* **PROMPT**:
From the first entry to the last, repeat the listing exactly.

BEGIN DATA EXTRACT

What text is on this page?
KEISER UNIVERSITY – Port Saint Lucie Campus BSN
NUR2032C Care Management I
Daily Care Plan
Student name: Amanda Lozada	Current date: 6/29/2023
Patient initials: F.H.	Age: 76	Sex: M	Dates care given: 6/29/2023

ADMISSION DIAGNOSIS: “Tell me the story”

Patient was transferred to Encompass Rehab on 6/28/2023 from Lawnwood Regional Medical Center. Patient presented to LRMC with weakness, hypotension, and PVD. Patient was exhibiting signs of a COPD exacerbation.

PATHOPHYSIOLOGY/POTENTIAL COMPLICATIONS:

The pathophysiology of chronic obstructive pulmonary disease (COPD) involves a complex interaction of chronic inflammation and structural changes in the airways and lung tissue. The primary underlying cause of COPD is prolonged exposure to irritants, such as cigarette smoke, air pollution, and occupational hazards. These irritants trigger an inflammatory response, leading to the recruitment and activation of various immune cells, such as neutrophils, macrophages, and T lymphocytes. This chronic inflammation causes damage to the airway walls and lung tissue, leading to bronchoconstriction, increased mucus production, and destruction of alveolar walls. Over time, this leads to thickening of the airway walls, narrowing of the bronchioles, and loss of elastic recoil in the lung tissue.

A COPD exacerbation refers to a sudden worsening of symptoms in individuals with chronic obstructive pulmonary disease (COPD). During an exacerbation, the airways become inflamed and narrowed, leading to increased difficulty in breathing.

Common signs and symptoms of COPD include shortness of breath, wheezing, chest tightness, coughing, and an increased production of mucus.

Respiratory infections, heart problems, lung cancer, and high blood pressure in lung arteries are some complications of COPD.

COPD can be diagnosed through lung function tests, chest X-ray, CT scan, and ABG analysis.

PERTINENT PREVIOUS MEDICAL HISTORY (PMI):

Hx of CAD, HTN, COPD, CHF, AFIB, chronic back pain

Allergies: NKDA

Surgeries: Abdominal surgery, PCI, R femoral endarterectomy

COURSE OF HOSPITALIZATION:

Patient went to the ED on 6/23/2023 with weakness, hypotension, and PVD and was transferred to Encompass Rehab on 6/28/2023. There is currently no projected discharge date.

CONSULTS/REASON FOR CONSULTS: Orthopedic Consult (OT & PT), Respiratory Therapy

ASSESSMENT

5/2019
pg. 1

END DATA EXTRACT

* **WRITTEN ANSWER**:
What text is on this page?
KEISER UNIVERSITY – Port Saint Lucie Campus BSN
NUR2032C Care Management I
Daily Care Plan
Student name: Amanda Lozada	Current date: 6/29/2023
Patient initials: F.H.	Age: 76	Sex: M	Dates care given: 6/29/2023

ADMISSION DIAGNOSIS: “Tell me the story”

Patient was transferred to Encompass Rehab on 6/28/2023 from Lawnwood Regional Medical Center. Patient presented to LRMC with weakness, hypotension, and PVD. Patient was exhibiting signs of a COPD exacerbation.

PATHOPHYSIOLOGY/POTENTIAL COMPLICATIONS:

The pathophysiology of chronic obstructive pulmonary disease (COPD) involves a complex interaction of chronic inflammation and structural changes in the airways and lung tissue. The primary underlying cause of COPD is prolonged exposure to irritants, such as cigarette smoke, air pollution, and occupational hazards. These irritants trigger an inflammatory response, leading to the recruitment and activation of various immune cells, such as neutrophils, macrophages, and T lymphocytes. This chronic inflammation causes damage to the airway walls and lung tissue, leading to bronchoconstriction, increased mucus production, and destruction of alveolar walls. Over time, this leads to thickening of the airway walls, narrowing of the bronchioles, and loss of elastic recoil in the lung tissue.

A COPD exacerbation refers to a sudden worsening of symptoms in individuals with chronic obstructive pulmonary disease (COPD). During an exacerbation, the airways become inflamed and narrowed, leading to increased difficulty in breathing.

Common signs and symptoms of COPD include shortness of breath, wheezing, chest tightness, coughing, and an increased production of mucus.

Respiratory infections, heart problems, lung cancer, and high blood pressure in lung arteries are some complications of COPD.

COPD can be diagnosed through lung function tests, chest X-ray, CT scan, and ABG analysis.

PERTINENT PREVIOUS MEDICAL HISTORY (PMI):

Hx of CAD, HTN, COPD, CHF, AFIB, chronic back pain

Allergies: NKDA

Surgeries: Abdominal surgery, PCI, R femoral endarterectomy

COURSE OF HOSPITALIZATION:

Patient went to the ED on 6/23/2023 with weakness, hypotension, and PVD and was transferred to Encompass Rehab on 6/28/2023. There is currently no projected discharge date.

CONSULTS/REASON FOR CONSULTS: Orthopedic Consult (OT & PT), Respiratory Therapy

ASSESSMENT

5/2019
pg. 1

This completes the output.